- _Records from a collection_
━━━━
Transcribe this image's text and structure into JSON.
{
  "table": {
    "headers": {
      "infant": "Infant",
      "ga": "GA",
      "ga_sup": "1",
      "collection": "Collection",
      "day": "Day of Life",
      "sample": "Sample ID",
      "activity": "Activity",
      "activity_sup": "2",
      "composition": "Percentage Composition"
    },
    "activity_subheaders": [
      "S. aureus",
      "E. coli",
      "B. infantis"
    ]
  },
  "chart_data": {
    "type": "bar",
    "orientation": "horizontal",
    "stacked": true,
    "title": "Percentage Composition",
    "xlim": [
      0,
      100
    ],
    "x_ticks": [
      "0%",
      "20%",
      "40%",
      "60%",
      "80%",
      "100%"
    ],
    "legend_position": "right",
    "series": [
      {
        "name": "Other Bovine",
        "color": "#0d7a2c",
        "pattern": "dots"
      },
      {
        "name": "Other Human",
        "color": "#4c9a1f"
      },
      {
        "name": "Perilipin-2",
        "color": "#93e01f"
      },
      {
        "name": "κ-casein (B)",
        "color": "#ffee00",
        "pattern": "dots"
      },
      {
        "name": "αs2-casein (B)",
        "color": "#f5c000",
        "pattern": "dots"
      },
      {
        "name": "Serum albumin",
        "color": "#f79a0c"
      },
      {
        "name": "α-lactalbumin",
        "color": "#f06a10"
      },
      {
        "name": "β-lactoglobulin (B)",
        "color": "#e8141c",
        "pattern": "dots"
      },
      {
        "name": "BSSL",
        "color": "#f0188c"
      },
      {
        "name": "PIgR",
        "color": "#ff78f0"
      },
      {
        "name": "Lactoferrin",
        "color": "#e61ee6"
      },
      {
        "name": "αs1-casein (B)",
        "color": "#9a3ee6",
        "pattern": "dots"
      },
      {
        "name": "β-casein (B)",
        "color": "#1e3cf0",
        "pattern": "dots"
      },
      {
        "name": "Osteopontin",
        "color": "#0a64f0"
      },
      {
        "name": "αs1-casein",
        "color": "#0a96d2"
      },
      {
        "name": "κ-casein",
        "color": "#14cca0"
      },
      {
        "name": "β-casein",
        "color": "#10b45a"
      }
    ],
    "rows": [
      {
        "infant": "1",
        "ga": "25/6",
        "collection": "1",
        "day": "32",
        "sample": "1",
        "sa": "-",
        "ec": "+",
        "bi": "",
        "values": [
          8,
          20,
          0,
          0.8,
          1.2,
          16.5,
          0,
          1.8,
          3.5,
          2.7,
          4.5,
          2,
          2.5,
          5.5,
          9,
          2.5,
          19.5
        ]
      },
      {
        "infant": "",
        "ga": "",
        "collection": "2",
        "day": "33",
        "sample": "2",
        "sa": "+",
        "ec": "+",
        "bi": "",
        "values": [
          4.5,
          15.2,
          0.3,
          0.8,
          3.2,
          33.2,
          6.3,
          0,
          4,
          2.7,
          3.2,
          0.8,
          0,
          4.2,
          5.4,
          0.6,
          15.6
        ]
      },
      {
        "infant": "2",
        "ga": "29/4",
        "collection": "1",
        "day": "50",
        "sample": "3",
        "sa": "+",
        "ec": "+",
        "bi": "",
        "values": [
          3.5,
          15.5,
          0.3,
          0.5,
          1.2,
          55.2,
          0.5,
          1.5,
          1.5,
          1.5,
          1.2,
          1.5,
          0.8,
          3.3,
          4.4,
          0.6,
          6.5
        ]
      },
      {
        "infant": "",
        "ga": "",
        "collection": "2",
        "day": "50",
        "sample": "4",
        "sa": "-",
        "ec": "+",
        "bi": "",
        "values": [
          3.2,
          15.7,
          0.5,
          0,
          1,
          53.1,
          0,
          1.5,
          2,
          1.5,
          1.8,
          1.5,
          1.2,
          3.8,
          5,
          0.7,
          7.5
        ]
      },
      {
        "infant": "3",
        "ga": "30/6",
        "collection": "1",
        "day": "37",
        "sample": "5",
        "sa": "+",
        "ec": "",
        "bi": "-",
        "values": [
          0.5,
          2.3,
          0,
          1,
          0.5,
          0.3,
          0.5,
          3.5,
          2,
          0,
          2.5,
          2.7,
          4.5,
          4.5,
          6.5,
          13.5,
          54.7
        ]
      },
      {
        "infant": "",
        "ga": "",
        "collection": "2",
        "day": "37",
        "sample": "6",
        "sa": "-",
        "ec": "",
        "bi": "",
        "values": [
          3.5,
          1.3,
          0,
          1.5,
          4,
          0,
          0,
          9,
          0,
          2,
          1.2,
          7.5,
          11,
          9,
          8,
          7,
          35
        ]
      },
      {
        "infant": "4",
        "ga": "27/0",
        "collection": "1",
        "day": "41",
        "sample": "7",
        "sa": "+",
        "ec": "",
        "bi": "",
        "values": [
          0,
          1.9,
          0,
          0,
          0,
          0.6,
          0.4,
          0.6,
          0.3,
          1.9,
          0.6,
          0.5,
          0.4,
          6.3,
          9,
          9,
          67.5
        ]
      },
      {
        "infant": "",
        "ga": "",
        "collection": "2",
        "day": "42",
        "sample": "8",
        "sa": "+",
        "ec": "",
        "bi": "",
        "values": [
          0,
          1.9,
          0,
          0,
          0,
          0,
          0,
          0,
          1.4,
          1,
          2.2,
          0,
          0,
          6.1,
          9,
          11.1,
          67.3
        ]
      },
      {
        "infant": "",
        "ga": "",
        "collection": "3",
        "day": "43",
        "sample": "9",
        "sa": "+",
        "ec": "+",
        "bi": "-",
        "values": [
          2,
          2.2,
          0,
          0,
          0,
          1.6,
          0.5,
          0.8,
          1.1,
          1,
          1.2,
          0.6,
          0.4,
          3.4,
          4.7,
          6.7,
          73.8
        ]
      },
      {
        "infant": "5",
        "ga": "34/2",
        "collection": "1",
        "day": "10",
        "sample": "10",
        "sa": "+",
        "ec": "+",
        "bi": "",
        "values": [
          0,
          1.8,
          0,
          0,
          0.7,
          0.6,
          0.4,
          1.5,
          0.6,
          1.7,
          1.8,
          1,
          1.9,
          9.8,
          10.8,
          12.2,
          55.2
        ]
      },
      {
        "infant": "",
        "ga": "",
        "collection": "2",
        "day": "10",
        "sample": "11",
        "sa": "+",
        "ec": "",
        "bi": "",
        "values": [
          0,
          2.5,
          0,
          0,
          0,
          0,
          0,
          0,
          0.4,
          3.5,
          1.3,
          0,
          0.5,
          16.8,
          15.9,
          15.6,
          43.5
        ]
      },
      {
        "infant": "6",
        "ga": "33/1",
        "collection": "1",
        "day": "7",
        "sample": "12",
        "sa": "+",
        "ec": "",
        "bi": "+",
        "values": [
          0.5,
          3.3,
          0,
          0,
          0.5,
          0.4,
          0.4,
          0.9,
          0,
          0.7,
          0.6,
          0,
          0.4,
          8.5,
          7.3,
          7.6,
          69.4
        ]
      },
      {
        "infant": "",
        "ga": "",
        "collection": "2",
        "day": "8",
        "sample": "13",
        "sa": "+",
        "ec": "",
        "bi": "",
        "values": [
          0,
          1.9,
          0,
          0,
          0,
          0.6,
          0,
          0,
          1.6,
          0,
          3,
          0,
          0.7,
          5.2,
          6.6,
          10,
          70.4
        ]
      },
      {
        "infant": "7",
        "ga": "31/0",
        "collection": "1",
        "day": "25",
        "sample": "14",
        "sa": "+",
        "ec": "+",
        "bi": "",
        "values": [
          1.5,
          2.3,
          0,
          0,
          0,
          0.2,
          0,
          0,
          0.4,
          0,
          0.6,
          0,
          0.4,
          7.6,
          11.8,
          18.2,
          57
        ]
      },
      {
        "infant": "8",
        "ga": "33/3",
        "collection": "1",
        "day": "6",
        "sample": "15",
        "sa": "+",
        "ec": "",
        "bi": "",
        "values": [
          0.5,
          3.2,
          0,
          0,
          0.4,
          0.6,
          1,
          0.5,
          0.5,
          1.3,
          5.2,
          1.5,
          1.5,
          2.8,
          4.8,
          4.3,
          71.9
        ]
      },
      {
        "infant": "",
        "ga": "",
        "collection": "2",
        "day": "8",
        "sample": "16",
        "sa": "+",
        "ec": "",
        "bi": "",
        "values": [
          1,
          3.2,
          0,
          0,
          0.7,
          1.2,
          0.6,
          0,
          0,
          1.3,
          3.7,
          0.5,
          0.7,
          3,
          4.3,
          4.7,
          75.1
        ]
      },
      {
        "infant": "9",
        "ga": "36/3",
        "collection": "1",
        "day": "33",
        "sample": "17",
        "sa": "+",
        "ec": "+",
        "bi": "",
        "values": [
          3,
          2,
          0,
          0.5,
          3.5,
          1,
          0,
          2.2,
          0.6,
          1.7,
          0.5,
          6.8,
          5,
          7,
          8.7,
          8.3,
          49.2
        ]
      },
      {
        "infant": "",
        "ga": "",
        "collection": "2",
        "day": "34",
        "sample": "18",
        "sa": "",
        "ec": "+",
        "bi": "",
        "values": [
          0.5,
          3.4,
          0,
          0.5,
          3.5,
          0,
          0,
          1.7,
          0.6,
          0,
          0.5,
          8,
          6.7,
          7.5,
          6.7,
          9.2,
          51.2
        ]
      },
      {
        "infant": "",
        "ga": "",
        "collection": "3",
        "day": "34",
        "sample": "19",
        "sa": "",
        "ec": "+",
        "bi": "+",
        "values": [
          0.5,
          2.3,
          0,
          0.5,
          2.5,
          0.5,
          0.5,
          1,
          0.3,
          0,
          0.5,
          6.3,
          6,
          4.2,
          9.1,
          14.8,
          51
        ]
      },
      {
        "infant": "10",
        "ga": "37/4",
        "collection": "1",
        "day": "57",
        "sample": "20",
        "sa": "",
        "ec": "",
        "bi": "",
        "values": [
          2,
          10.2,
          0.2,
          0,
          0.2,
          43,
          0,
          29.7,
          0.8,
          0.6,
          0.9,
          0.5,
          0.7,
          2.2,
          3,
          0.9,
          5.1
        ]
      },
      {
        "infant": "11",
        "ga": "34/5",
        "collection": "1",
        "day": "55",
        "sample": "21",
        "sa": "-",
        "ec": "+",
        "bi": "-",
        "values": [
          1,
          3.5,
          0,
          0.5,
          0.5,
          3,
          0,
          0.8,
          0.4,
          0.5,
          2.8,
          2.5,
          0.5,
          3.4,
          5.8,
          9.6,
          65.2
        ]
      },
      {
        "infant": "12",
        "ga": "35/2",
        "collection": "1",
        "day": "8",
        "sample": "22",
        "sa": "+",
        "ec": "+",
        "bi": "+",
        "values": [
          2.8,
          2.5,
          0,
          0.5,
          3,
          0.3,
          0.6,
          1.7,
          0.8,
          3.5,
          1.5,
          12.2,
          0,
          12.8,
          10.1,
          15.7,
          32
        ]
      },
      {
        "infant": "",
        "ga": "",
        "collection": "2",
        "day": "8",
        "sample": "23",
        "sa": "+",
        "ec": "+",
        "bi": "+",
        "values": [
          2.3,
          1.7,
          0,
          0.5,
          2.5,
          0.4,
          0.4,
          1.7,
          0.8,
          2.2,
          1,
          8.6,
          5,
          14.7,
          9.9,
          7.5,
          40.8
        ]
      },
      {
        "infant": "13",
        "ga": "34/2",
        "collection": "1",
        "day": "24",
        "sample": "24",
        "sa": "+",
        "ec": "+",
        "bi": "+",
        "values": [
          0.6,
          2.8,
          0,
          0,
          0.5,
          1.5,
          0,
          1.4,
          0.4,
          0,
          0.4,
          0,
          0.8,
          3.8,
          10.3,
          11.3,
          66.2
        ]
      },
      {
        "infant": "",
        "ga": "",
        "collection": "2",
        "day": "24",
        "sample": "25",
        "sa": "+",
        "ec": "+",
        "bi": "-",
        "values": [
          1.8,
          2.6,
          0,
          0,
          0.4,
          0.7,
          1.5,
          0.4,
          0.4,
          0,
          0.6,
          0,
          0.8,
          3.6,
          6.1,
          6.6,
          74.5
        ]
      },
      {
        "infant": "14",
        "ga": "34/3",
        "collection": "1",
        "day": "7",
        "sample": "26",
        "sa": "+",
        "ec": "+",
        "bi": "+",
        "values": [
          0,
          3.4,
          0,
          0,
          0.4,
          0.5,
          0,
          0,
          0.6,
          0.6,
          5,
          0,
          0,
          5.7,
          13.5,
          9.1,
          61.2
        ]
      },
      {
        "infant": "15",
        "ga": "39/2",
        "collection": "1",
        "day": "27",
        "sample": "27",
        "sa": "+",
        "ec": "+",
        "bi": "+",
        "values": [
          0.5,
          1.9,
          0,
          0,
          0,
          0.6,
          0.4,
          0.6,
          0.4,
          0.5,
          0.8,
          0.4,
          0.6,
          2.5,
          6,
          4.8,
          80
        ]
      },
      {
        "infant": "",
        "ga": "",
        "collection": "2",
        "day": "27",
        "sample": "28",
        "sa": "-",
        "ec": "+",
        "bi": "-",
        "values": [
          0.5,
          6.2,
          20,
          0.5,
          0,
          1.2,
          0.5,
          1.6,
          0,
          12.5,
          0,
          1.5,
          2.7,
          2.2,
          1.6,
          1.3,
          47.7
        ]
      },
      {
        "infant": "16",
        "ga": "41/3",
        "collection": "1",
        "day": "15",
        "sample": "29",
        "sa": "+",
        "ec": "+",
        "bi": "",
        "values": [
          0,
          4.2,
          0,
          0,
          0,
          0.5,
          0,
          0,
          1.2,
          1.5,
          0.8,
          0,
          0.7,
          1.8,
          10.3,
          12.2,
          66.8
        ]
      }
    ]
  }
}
━━━━
List every line from the entries above in which "Percentage" appears.

- _RESPONSE BELOW_
      "composition": "Percentage Composition"
    "title": "Percentage Composition",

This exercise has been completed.